- [Task directions] The answer must be a single number: the count of lines in the records below that contain the word "비예기항체".

--

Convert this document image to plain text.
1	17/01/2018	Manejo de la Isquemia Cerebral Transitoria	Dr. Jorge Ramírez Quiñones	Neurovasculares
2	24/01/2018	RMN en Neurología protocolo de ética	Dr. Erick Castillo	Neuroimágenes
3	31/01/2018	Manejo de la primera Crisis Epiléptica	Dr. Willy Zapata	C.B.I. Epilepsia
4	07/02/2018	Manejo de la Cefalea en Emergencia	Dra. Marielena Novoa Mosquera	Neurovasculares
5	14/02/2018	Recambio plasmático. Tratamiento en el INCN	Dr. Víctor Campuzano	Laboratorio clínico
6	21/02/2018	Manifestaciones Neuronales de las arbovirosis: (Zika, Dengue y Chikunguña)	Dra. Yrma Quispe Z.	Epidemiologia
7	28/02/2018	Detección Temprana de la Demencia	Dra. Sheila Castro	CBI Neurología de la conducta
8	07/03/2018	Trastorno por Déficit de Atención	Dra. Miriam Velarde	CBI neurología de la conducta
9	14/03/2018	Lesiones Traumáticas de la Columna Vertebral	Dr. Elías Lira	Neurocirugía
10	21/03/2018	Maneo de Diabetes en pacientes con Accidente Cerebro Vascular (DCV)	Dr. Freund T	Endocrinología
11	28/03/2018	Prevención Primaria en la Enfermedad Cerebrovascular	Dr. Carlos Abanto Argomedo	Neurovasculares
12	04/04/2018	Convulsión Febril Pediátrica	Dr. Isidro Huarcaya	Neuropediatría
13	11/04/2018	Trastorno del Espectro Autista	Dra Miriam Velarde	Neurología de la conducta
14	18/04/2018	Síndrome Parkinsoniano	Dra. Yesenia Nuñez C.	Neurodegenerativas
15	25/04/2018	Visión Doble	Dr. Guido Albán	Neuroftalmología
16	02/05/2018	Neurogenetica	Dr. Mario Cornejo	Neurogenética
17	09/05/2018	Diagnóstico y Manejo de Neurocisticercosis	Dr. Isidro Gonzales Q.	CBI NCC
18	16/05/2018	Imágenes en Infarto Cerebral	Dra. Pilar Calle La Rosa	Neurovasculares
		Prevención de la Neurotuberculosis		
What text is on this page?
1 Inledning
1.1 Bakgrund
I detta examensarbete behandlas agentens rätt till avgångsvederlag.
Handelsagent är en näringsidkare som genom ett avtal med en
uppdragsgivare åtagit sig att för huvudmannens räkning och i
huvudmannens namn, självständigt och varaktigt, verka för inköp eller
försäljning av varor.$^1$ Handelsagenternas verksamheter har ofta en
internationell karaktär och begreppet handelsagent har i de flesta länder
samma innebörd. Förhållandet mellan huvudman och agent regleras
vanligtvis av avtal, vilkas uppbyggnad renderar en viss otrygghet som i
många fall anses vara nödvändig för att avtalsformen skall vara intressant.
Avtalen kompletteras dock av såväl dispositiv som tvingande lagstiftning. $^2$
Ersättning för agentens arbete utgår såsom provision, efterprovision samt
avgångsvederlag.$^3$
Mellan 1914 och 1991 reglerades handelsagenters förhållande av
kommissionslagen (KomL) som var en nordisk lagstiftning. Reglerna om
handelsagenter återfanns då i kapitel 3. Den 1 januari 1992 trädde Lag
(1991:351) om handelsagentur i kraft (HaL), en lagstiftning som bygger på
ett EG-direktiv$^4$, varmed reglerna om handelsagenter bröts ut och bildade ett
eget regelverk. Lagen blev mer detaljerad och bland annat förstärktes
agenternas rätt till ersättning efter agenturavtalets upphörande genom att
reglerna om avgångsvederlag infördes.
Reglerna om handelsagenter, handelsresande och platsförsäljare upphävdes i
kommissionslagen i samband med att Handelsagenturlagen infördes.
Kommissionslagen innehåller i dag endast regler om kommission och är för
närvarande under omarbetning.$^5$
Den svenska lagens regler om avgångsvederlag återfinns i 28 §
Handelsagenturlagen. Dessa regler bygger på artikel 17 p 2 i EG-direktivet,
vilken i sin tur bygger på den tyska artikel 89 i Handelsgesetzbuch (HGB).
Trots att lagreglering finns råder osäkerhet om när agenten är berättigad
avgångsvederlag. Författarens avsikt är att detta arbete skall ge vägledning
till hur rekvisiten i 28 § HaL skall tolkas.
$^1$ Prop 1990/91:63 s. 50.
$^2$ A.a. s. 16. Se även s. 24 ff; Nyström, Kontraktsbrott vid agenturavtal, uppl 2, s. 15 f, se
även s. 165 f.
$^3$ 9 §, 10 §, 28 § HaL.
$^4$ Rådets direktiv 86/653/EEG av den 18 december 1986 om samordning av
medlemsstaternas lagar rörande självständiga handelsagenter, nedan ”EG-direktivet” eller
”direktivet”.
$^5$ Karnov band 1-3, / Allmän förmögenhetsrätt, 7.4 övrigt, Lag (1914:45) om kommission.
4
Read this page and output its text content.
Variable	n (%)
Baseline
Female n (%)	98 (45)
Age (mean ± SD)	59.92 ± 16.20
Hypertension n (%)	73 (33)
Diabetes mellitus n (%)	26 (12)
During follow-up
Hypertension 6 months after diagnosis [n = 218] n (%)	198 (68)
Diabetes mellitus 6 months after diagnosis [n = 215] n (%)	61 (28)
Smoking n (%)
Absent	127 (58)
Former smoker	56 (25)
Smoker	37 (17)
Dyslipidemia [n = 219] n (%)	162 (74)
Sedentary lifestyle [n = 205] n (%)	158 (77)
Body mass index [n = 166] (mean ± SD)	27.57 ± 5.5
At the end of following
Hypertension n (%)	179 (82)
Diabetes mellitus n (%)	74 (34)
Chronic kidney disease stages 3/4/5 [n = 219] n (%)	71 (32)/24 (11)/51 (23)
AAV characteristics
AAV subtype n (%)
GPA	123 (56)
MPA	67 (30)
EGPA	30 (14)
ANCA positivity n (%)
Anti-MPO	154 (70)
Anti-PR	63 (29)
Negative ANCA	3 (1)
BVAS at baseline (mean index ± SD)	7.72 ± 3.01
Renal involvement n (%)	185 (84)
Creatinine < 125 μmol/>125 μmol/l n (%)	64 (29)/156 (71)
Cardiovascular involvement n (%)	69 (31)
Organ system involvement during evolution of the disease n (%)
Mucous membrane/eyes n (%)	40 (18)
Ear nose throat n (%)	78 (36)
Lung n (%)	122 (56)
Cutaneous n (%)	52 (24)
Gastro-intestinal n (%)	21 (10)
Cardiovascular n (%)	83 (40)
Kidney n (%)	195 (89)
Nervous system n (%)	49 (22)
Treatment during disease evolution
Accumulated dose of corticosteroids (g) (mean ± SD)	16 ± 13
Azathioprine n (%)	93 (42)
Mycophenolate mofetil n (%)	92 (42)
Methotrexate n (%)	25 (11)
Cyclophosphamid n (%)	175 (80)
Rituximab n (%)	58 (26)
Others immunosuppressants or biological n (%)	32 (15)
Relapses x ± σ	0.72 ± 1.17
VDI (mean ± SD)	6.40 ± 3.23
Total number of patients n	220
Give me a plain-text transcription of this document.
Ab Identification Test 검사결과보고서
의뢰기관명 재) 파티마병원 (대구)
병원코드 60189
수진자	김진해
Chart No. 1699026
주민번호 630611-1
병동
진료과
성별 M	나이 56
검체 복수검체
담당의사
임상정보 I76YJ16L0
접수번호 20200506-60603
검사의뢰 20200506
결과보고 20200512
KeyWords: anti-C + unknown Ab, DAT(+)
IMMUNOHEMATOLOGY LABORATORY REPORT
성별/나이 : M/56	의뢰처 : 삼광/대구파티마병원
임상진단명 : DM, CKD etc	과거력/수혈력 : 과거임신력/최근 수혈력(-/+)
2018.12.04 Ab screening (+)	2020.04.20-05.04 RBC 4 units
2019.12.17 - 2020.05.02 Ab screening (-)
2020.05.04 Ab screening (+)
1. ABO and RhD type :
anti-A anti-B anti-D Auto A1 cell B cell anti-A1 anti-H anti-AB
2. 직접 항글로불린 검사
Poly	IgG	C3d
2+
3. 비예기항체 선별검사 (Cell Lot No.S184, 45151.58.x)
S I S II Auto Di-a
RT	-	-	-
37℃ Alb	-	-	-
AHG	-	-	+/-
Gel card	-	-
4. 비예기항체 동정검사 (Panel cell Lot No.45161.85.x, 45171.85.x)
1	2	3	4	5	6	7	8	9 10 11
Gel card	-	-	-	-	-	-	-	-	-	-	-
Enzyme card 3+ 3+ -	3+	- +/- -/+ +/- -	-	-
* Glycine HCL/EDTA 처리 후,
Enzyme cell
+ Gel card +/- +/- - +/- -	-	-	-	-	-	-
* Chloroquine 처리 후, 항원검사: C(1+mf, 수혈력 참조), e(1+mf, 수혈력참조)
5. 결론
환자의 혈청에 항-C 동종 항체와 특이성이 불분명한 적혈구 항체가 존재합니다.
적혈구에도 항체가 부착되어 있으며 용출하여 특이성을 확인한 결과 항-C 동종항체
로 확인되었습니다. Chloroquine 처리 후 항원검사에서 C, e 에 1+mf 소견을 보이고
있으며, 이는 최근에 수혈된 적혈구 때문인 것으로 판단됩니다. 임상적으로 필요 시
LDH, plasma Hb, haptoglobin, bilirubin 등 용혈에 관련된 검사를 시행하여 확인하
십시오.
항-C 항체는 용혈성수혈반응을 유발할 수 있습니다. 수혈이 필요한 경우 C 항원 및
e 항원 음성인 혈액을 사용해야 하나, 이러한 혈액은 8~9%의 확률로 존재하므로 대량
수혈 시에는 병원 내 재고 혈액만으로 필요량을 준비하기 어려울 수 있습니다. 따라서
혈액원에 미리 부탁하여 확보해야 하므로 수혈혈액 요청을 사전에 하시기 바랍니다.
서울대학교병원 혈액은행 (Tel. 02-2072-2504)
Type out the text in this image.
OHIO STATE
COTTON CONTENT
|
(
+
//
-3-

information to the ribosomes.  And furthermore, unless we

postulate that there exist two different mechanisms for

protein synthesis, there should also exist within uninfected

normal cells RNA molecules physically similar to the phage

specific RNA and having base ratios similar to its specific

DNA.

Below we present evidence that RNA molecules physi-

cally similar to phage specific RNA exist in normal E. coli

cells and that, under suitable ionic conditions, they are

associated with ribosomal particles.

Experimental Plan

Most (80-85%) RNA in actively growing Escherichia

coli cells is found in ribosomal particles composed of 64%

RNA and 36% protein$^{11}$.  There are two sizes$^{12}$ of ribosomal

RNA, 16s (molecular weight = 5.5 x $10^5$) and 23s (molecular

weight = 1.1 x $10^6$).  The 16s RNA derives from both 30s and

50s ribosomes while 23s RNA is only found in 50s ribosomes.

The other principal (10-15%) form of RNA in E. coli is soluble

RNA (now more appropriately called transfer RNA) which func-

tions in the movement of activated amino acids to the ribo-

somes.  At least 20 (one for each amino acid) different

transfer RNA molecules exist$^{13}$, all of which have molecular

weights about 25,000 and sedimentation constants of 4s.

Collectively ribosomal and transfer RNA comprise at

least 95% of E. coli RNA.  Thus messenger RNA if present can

--

- [Result] 2